Prompt :: Return the number of lines holding "legend", with nothing added.

Data for processing ::
- - - - - - -

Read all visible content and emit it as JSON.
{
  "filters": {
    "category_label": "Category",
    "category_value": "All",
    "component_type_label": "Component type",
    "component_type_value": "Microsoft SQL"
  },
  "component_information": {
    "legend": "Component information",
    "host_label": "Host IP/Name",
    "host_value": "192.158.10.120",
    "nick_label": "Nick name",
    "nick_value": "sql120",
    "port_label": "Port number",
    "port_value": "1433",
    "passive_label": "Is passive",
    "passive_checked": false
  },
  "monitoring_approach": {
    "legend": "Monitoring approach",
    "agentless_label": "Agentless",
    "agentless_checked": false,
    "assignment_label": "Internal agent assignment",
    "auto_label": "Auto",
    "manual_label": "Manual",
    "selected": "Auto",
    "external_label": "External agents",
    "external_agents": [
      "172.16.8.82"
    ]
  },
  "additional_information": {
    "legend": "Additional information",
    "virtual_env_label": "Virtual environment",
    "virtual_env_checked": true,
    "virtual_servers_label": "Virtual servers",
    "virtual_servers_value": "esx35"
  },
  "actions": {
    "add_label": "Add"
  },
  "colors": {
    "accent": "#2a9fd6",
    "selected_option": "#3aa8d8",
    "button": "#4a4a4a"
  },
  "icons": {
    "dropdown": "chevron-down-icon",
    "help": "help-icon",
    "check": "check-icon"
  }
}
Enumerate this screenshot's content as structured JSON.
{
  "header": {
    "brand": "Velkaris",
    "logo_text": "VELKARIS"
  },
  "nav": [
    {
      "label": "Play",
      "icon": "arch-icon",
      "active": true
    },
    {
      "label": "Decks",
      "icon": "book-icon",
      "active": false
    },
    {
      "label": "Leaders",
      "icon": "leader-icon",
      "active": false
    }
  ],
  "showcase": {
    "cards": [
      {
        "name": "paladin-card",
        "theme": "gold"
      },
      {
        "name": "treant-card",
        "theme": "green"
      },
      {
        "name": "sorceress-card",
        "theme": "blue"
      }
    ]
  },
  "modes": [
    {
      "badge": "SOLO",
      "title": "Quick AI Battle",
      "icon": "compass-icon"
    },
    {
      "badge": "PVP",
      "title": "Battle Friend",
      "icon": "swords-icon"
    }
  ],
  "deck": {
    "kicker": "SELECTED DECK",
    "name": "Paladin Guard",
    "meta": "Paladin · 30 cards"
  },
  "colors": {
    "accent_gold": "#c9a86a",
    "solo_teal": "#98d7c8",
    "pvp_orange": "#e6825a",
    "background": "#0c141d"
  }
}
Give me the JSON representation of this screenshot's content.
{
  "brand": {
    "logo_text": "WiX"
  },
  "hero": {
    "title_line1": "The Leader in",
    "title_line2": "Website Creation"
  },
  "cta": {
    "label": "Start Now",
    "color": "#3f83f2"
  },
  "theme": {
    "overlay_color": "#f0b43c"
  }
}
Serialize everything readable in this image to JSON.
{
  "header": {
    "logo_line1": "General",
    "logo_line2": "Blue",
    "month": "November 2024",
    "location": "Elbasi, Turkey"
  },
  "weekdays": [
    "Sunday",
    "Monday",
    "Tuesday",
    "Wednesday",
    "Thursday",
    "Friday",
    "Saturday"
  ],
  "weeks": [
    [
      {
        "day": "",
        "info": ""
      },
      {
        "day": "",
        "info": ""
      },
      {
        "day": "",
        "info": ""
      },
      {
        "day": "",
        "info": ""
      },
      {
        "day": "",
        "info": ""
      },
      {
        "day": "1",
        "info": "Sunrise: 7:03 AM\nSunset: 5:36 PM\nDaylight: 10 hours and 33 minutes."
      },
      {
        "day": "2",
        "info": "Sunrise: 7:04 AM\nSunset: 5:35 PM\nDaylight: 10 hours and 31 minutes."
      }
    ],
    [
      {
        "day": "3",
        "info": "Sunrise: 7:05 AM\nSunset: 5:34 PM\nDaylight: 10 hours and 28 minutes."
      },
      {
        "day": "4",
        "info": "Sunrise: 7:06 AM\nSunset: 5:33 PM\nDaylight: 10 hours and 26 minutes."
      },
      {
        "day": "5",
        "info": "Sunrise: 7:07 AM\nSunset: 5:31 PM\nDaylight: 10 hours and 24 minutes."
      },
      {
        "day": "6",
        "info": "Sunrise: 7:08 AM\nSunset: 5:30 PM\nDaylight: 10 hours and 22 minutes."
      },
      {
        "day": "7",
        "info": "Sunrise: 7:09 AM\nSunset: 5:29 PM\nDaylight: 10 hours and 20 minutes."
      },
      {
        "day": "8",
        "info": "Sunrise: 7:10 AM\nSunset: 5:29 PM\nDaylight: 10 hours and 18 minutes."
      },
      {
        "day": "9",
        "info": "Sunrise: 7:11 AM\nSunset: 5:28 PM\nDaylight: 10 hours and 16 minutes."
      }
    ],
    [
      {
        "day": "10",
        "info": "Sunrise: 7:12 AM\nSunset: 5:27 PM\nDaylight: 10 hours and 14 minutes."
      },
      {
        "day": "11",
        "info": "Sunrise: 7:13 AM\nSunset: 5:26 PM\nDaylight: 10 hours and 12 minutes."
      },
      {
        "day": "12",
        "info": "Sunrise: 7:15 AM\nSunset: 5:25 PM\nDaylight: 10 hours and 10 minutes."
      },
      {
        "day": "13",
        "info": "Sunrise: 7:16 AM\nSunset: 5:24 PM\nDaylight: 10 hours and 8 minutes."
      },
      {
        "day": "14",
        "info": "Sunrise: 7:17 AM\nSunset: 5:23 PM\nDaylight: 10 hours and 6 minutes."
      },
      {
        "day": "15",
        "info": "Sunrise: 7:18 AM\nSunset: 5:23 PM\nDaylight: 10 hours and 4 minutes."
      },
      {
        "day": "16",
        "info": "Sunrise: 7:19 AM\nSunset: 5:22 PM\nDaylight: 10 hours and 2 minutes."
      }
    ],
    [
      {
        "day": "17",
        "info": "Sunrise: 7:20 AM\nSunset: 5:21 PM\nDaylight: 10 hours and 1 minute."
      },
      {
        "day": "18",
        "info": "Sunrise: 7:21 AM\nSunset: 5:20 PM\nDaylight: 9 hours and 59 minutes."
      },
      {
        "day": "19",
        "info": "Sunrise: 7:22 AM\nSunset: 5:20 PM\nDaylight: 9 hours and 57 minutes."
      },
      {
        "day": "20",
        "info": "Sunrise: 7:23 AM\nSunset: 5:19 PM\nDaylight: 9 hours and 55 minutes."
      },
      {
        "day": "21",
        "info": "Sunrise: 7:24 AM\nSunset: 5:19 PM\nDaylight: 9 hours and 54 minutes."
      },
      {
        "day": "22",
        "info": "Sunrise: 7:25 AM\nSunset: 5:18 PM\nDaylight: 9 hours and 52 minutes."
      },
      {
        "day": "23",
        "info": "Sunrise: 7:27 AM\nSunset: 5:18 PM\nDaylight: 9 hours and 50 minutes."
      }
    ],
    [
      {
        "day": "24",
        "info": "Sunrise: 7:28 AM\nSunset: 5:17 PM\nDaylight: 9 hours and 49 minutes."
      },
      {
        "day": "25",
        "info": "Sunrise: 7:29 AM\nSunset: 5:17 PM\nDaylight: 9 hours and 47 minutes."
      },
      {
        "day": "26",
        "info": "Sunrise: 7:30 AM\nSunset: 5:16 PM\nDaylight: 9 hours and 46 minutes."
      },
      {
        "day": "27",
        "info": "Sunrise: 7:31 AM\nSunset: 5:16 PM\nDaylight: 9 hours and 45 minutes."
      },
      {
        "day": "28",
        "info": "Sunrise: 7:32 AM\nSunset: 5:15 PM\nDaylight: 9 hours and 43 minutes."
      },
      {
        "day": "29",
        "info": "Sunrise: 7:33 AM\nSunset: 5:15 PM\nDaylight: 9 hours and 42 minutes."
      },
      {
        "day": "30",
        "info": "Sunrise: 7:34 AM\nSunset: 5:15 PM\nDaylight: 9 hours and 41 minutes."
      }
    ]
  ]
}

- - - - - - -

Final result :: 3